### Required task:
Exclude any images and output the remaining records exactly.

### Data records:
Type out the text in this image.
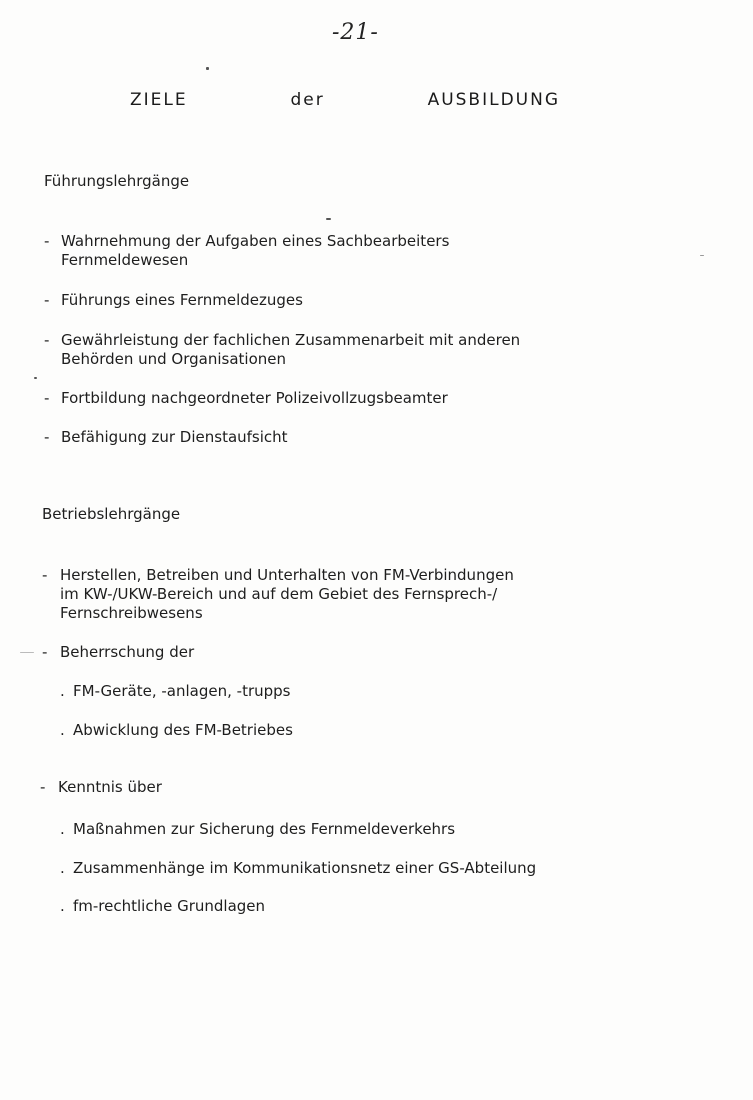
-21-
ZIELE	der	AUSBILDUNG
Führungslehrgänge
- Wahrnehmung der Aufgaben eines Sachbearbeiters
Fernmeldewesen
- Führungs eines Fernmeldezuges
- Gewährleistung der fachlichen Zusammenarbeit mit anderen
Behörden und Organisationen
- Fortbildung nachgeordneter Polizeivollzugsbeamter
- Befähigung zur Dienstaufsicht
Betriebslehrgänge
- Herstellen, Betreiben und Unterhalten von FM-Verbindungen
im KW-/UKW-Bereich und auf dem Gebiet des Fernsprech-/
Fernschreibwesens
- Beherrschung der
. FM-Geräte, -anlagen, -trupps
. Abwicklung des FM-Betriebes
- Kenntnis über
. Maßnahmen zur Sicherung des Fernmeldeverkehrs
. Zusammenhänge im Kommunikationsnetz einer GS-Abteilung
. fm-rechtliche Grundlagen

### Task result:
Type out the text in this image.
-21-
ZIELE	der	AUSBILDUNG
Führungslehrgänge
- Wahrnehmung der Aufgaben eines Sachbearbeiters
Fernmeldewesen
- Führungs eines Fernmeldezuges
- Gewährleistung der fachlichen Zusammenarbeit mit anderen
Behörden und Organisationen
- Fortbildung nachgeordneter Polizeivollzugsbeamter
- Befähigung zur Dienstaufsicht
Betriebslehrgänge
- Herstellen, Betreiben und Unterhalten von FM-Verbindungen
im KW-/UKW-Bereich und auf dem Gebiet des Fernsprech-/
Fernschreibwesens
- Beherrschung der
. FM-Geräte, -anlagen, -trupps
. Abwicklung des FM-Betriebes
- Kenntnis über
. Maßnahmen zur Sicherung des Fernmeldeverkehrs
. Zusammenhänge im Kommunikationsnetz einer GS-Abteilung
. fm-rechtliche Grundlagen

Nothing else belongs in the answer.